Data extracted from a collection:
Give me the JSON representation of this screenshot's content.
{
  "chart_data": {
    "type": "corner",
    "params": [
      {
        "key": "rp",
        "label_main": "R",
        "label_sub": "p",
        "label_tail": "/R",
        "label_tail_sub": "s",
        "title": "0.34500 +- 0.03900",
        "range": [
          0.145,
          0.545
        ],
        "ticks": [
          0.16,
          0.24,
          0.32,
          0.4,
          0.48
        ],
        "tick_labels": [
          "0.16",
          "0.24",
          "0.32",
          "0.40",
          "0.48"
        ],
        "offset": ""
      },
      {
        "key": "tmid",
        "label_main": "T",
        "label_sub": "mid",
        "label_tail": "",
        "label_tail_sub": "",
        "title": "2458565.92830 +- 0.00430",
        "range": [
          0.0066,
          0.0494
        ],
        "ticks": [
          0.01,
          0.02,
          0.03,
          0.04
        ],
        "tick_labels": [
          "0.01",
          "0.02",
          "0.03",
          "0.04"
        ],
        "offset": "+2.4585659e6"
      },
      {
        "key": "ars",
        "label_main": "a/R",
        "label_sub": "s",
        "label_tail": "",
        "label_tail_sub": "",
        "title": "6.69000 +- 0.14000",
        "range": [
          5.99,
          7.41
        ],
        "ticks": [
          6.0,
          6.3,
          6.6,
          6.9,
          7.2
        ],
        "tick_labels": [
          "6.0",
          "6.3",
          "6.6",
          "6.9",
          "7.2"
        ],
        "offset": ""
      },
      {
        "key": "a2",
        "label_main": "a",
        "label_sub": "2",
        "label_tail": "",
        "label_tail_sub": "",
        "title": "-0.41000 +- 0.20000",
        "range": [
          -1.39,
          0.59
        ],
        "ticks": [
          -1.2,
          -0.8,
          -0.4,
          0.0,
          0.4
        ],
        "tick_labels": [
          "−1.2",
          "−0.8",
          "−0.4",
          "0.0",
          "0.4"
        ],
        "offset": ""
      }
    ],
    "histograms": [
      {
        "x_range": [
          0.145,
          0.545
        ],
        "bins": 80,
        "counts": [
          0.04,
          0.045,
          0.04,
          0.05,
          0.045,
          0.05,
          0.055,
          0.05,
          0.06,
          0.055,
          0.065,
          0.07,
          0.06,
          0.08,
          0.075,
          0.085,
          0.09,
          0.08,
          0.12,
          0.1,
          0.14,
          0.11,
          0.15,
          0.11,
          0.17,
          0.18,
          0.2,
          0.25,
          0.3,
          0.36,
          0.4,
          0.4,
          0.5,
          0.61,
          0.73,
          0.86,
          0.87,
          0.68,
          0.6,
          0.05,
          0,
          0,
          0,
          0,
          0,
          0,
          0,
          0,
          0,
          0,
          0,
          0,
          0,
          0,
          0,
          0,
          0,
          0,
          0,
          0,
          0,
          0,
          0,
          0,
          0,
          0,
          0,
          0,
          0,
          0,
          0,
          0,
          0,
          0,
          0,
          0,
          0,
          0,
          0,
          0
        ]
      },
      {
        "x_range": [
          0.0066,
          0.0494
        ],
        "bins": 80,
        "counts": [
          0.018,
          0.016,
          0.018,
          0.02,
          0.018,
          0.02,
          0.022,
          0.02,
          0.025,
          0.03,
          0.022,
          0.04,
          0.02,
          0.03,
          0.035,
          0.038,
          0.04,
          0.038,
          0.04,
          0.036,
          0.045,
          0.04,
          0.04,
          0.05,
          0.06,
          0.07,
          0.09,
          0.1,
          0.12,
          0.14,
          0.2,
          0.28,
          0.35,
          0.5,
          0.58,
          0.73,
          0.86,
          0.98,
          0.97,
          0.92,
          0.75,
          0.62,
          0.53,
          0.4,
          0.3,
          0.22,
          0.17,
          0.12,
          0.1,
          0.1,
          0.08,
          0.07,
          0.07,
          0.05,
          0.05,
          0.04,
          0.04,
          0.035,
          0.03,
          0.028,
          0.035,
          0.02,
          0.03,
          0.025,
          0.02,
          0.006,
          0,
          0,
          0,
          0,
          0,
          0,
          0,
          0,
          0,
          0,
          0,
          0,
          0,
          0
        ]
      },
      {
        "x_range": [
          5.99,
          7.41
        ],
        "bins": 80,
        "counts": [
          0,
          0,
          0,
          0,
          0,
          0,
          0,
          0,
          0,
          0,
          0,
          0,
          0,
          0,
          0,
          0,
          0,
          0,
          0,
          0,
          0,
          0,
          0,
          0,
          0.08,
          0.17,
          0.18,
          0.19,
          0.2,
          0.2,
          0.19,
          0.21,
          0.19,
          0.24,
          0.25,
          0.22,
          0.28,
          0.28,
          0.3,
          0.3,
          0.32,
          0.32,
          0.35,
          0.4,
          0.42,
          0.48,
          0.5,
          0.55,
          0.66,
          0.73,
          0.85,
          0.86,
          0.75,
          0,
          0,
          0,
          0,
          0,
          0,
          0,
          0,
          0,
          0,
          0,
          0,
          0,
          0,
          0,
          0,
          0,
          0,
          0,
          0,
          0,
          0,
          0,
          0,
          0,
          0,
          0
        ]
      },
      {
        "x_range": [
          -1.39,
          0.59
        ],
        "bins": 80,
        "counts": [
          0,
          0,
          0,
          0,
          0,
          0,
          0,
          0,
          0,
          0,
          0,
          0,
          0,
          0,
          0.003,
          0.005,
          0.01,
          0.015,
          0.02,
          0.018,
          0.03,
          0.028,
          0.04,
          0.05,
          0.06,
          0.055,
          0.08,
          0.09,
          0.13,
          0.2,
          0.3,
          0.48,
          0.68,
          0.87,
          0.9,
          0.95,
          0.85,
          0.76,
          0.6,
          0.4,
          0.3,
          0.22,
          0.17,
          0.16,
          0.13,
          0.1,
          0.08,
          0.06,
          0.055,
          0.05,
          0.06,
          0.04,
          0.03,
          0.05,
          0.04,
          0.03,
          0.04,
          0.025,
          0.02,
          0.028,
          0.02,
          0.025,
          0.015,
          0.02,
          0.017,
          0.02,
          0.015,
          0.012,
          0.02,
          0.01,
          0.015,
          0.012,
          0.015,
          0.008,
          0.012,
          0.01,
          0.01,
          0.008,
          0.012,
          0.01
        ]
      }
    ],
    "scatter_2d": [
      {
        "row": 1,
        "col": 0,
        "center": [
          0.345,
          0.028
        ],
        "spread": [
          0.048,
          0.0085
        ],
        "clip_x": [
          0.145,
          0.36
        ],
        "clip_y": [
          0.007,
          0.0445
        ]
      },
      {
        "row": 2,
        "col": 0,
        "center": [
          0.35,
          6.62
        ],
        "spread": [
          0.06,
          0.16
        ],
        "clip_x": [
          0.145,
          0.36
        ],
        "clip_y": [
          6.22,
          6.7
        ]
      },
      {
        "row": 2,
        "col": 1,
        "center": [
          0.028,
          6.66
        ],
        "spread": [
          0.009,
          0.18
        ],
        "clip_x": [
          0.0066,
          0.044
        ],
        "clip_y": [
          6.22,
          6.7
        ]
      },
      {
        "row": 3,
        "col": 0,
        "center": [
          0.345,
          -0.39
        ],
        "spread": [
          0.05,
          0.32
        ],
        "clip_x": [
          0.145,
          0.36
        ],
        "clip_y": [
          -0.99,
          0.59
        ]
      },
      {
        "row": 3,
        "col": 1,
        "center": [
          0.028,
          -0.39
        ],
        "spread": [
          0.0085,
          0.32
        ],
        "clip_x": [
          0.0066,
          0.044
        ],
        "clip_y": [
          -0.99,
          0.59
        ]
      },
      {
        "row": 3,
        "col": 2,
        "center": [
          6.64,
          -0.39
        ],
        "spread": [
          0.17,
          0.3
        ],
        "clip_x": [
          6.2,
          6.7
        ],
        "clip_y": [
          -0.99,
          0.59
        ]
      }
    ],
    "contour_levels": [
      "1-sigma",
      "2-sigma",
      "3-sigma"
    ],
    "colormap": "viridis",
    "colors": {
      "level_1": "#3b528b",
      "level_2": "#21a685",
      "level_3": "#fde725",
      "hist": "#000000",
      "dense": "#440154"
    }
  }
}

• **Task statement**
Using the records above, select and copy every line that has the word "title".

• **Full solution**
        "title": "0.34500 +- 0.03900",
        "title": "2458565.92830 +- 0.00430",
        "title": "6.69000 +- 0.14000",
        "title": "-0.41000 +- 0.20000",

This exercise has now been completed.